(Figure contents as structured data)
········
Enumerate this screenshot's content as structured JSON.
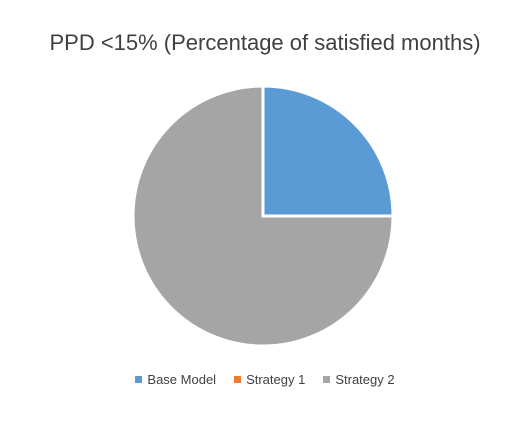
{
  "chart_data": {
    "type": "pie",
    "title": "PPD <15% (Percentage of satisfied months)",
    "categories": [
      "Base Model",
      "Strategy 1",
      "Strategy 2"
    ],
    "values": [
      25,
      0,
      75
    ],
    "colors": [
      "#5B9BD5",
      "#ED7D31",
      "#A5A5A5"
    ],
    "start_angle_deg": 0,
    "direction": "clockwise",
    "legend": "bottom"
  }
}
········
TASK PROMPT:
Leave out the pictures and print each record exactly as it stands.

RESULT OF THE EXERCISE:
Enumerate this screenshot's content as structured JSON.
{
  "chart_data": {
    "type": "pie",
    "title": "PPD <15% (Percentage of satisfied months)",
    "categories": [
      "Base Model",
      "Strategy 1",
      "Strategy 2"
    ],
    "values": [
      25,
      0,
      75
    ],
    "colors": [
      "#5B9BD5",
      "#ED7D31",
      "#A5A5A5"
    ],
    "start_angle_deg": 0,
    "direction": "clockwise",
    "legend": "bottom"
  }
}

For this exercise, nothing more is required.